[Data entries]
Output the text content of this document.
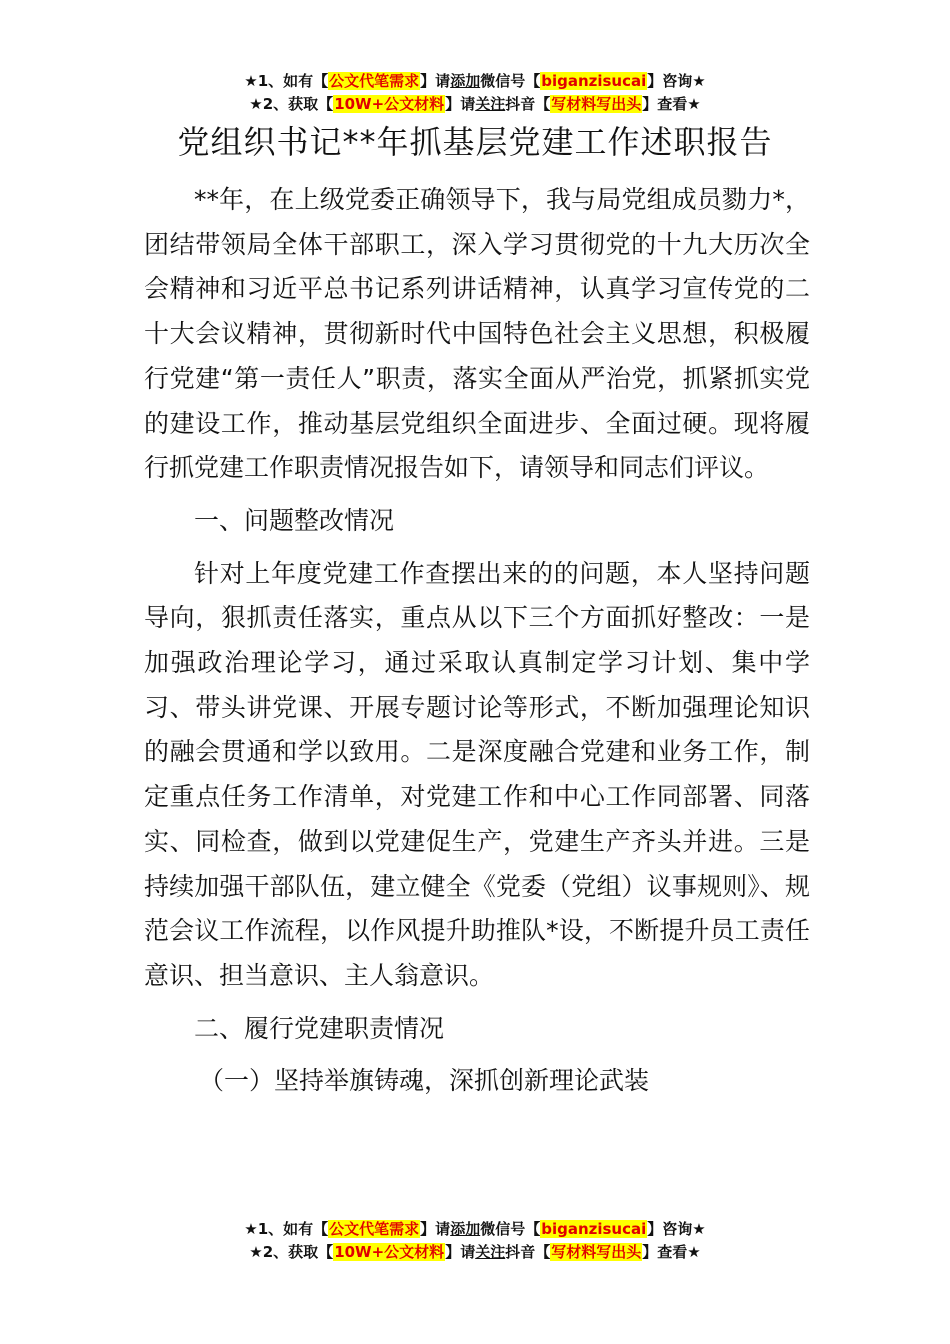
★1、如有【公文代笔需求】请添加微信号【biganzisucai】咨询★
★2、获取【10W+公文材料】请关注抖音【写材料写出头】查看★
党组织书记**年抓基层党建工作述职报告

**年，在上级党委正确领导下，我与局党组成员勠力*，团结带领局全体干部职工，深入学习贯彻党的十九大历次全会精神和习近平总书记系列讲话精神，认真学习宣传党的二十大会议精神，贯彻新时代中国特色社会主义思想，积极履行党建“第一责任人”职责，落实全面从严治党，抓紧抓实党的建设工作，推动基层党组织全面进步、全面过硬。现将履行抓党建工作职责情况报告如下，请领导和同志们评议。

一、问题整改情况

针对上年度党建工作查摆出来的的问题，本人坚持问题导向，狠抓责任落实，重点从以下三个方面抓好整改：一是加强政治理论学习，通过采取认真制定学习计划、集中学习、带头讲党课、开展专题讨论等形式，不断加强理论知识的融会贯通和学以致用。二是深度融合党建和业务工作，制定重点任务工作清单，对党建工作和中心工作同部署、同落实、同检查，做到以党建促生产，党建生产齐头并进。三是持续加强干部队伍，建立健全《党委（党组）议事规则》、规范会议工作流程，以作风提升助推队*设，不断提升员工责任意识、担当意识、主人翁意识。

二、履行党建职责情况

（一）坚持举旗铸魂，深抓创新理论武装

★1、如有【公文代笔需求】请添加微信号【biganzisucai】咨询★
★2、获取【10W+公文材料】请关注抖音【写材料写出头】查看★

*Task to carry out*
Omit the pictures and give the material again, exactly and in full.

*Finished task*
Output the text content of this document.
★1、如有【公文代笔需求】请添加微信号【biganzisucai】咨询★
★2、获取【10W+公文材料】请关注抖音【写材料写出头】查看★
党组织书记**年抓基层党建工作述职报告

**年，在上级党委正确领导下，我与局党组成员勠力*，团结带领局全体干部职工，深入学习贯彻党的十九大历次全会精神和习近平总书记系列讲话精神，认真学习宣传党的二十大会议精神，贯彻新时代中国特色社会主义思想，积极履行党建“第一责任人”职责，落实全面从严治党，抓紧抓实党的建设工作，推动基层党组织全面进步、全面过硬。现将履行抓党建工作职责情况报告如下，请领导和同志们评议。

一、问题整改情况

针对上年度党建工作查摆出来的的问题，本人坚持问题导向，狠抓责任落实，重点从以下三个方面抓好整改：一是加强政治理论学习，通过采取认真制定学习计划、集中学习、带头讲党课、开展专题讨论等形式，不断加强理论知识的融会贯通和学以致用。二是深度融合党建和业务工作，制定重点任务工作清单，对党建工作和中心工作同部署、同落实、同检查，做到以党建促生产，党建生产齐头并进。三是持续加强干部队伍，建立健全《党委（党组）议事规则》、规范会议工作流程，以作风提升助推队*设，不断提升员工责任意识、担当意识、主人翁意识。

二、履行党建职责情况

（一）坚持举旗铸魂，深抓创新理论武装

★1、如有【公文代笔需求】请添加微信号【biganzisucai】咨询★
★2、获取【10W+公文材料】请关注抖音【写材料写出头】查看★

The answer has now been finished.